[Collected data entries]
((

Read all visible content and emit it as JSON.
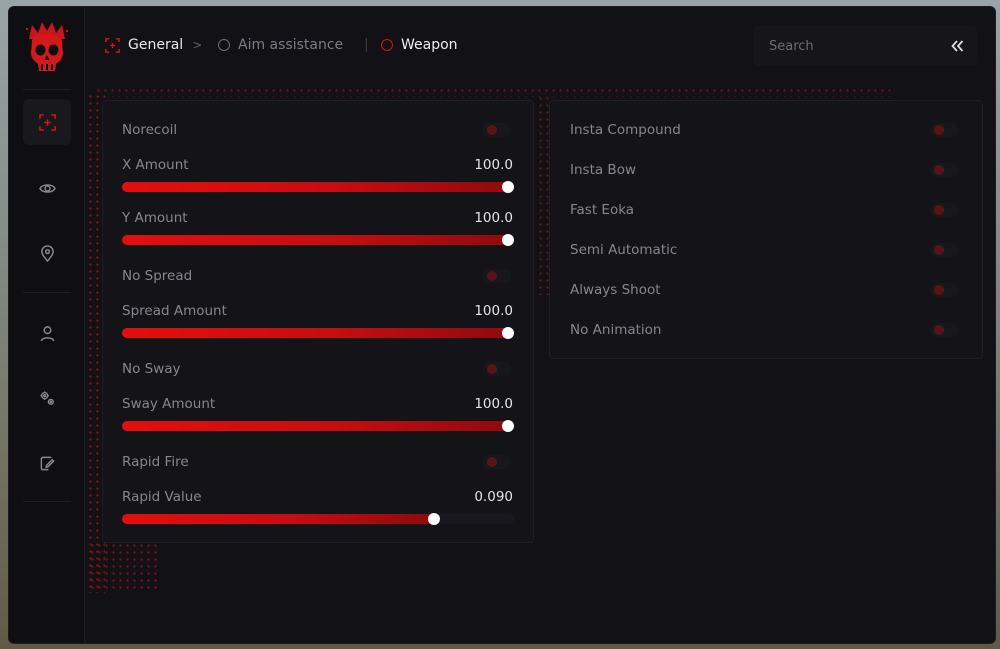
{
  "colors": {
    "accent": "#e01212",
    "bg": "#111116",
    "panel": "#131318"
  },
  "sidebar": {
    "logo": "crowned-skull-logo",
    "items": [
      {
        "icon": "crosshair-icon",
        "active": true
      },
      {
        "icon": "eye-icon",
        "active": false
      },
      {
        "icon": "location-pin-icon",
        "active": false
      },
      {
        "icon": "user-icon",
        "active": false
      },
      {
        "icon": "gears-icon",
        "active": false
      },
      {
        "icon": "edit-note-icon",
        "active": false
      }
    ]
  },
  "breadcrumb": {
    "general": "General",
    "arrow": ">",
    "aim": "Aim assistance",
    "divider": "|",
    "weapon": "Weapon"
  },
  "search": {
    "placeholder": "Search",
    "value": ""
  },
  "left_panel": {
    "norecoil": {
      "label": "Norecoil",
      "enabled": false
    },
    "x_amount": {
      "label": "X Amount",
      "value": "100.0",
      "fraction": 1.0
    },
    "y_amount": {
      "label": "Y Amount",
      "value": "100.0",
      "fraction": 1.0
    },
    "no_spread": {
      "label": "No Spread",
      "enabled": false
    },
    "spread_amount": {
      "label": "Spread Amount",
      "value": "100.0",
      "fraction": 1.0
    },
    "no_sway": {
      "label": "No Sway",
      "enabled": false
    },
    "sway_amount": {
      "label": "Sway Amount",
      "value": "100.0",
      "fraction": 1.0
    },
    "rapid_fire": {
      "label": "Rapid Fire",
      "enabled": false
    },
    "rapid_value": {
      "label": "Rapid Value",
      "value": "0.090",
      "fraction": 0.795
    }
  },
  "right_panel": {
    "items": [
      {
        "label": "Insta Compound",
        "enabled": false
      },
      {
        "label": "Insta Bow",
        "enabled": false
      },
      {
        "label": "Fast Eoka",
        "enabled": false
      },
      {
        "label": "Semi Automatic",
        "enabled": false
      },
      {
        "label": "Always Shoot",
        "enabled": false
      },
      {
        "label": "No Animation",
        "enabled": false
      }
    ]
  }
}
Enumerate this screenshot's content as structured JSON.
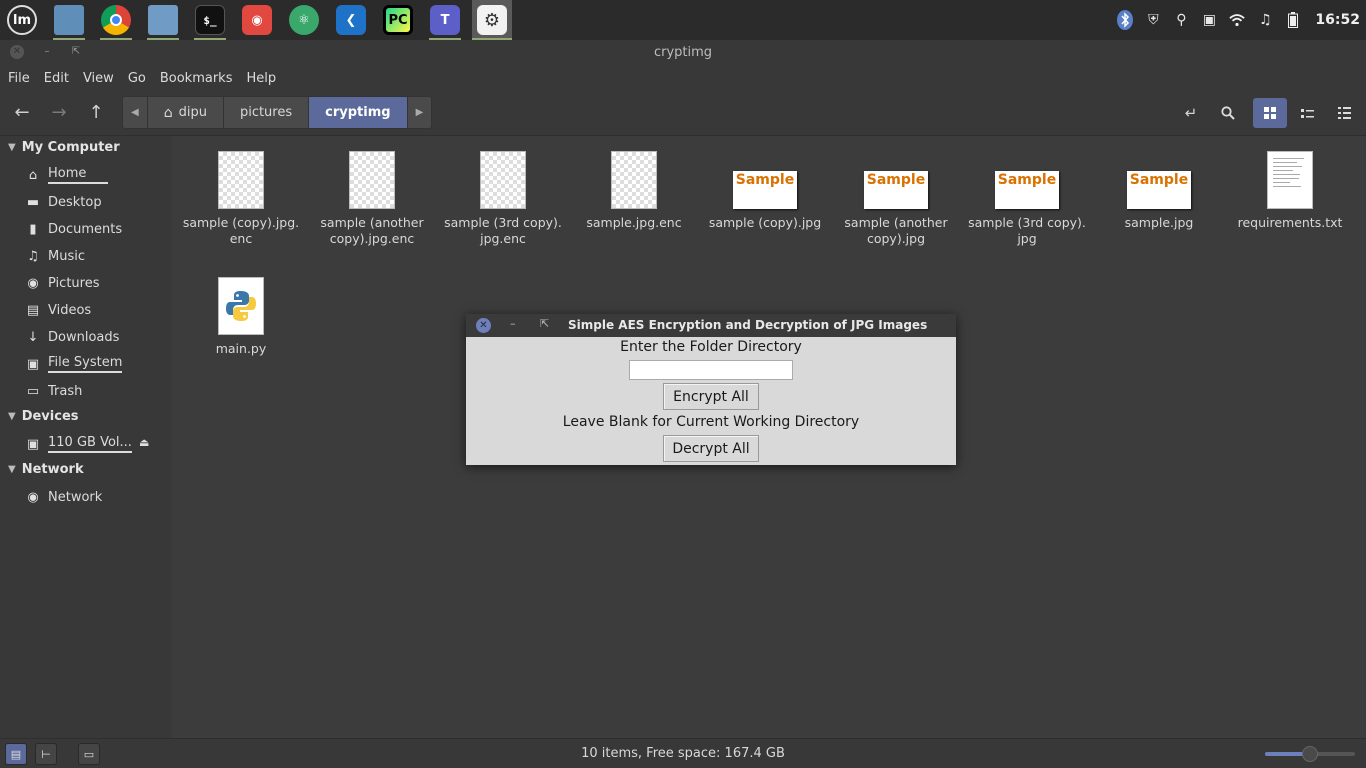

))

=== What to do ===
Transcribe each entry above exactly, apart from the pictures.

=== The result ===
Read all visible content and emit it as JSON.
{
  "colors": {
    "accent": "#e01212",
    "bg": "#111116",
    "panel": "#131318"
  },
  "sidebar": {
    "logo": "crowned-skull-logo",
    "items": [
      {
        "icon": "crosshair-icon",
        "active": true
      },
      {
        "icon": "eye-icon",
        "active": false
      },
      {
        "icon": "location-pin-icon",
        "active": false
      },
      {
        "icon": "user-icon",
        "active": false
      },
      {
        "icon": "gears-icon",
        "active": false
      },
      {
        "icon": "edit-note-icon",
        "active": false
      }
    ]
  },
  "breadcrumb": {
    "general": "General",
    "arrow": ">",
    "aim": "Aim assistance",
    "divider": "|",
    "weapon": "Weapon"
  },
  "search": {
    "placeholder": "Search",
    "value": ""
  },
  "left_panel": {
    "norecoil": {
      "label": "Norecoil",
      "enabled": false
    },
    "x_amount": {
      "label": "X Amount",
      "value": "100.0",
      "fraction": 1.0
    },
    "y_amount": {
      "label": "Y Amount",
      "value": "100.0",
      "fraction": 1.0
    },
    "no_spread": {
      "label": "No Spread",
      "enabled": false
    },
    "spread_amount": {
      "label": "Spread Amount",
      "value": "100.0",
      "fraction": 1.0
    },
    "no_sway": {
      "label": "No Sway",
      "enabled": false
    },
    "sway_amount": {
      "label": "Sway Amount",
      "value": "100.0",
      "fraction": 1.0
    },
    "rapid_fire": {
      "label": "Rapid Fire",
      "enabled": false
    },
    "rapid_value": {
      "label": "Rapid Value",
      "value": "0.090",
      "fraction": 0.795
    }
  },
  "right_panel": {
    "items": [
      {
        "label": "Insta Compound",
        "enabled": false
      },
      {
        "label": "Insta Bow",
        "enabled": false
      },
      {
        "label": "Fast Eoka",
        "enabled": false
      },
      {
        "label": "Semi Automatic",
        "enabled": false
      },
      {
        "label": "Always Shoot",
        "enabled": false
      },
      {
        "label": "No Animation",
        "enabled": false
      }
    ]
  }
}
Enumerate this screenshot's content as structured JSON.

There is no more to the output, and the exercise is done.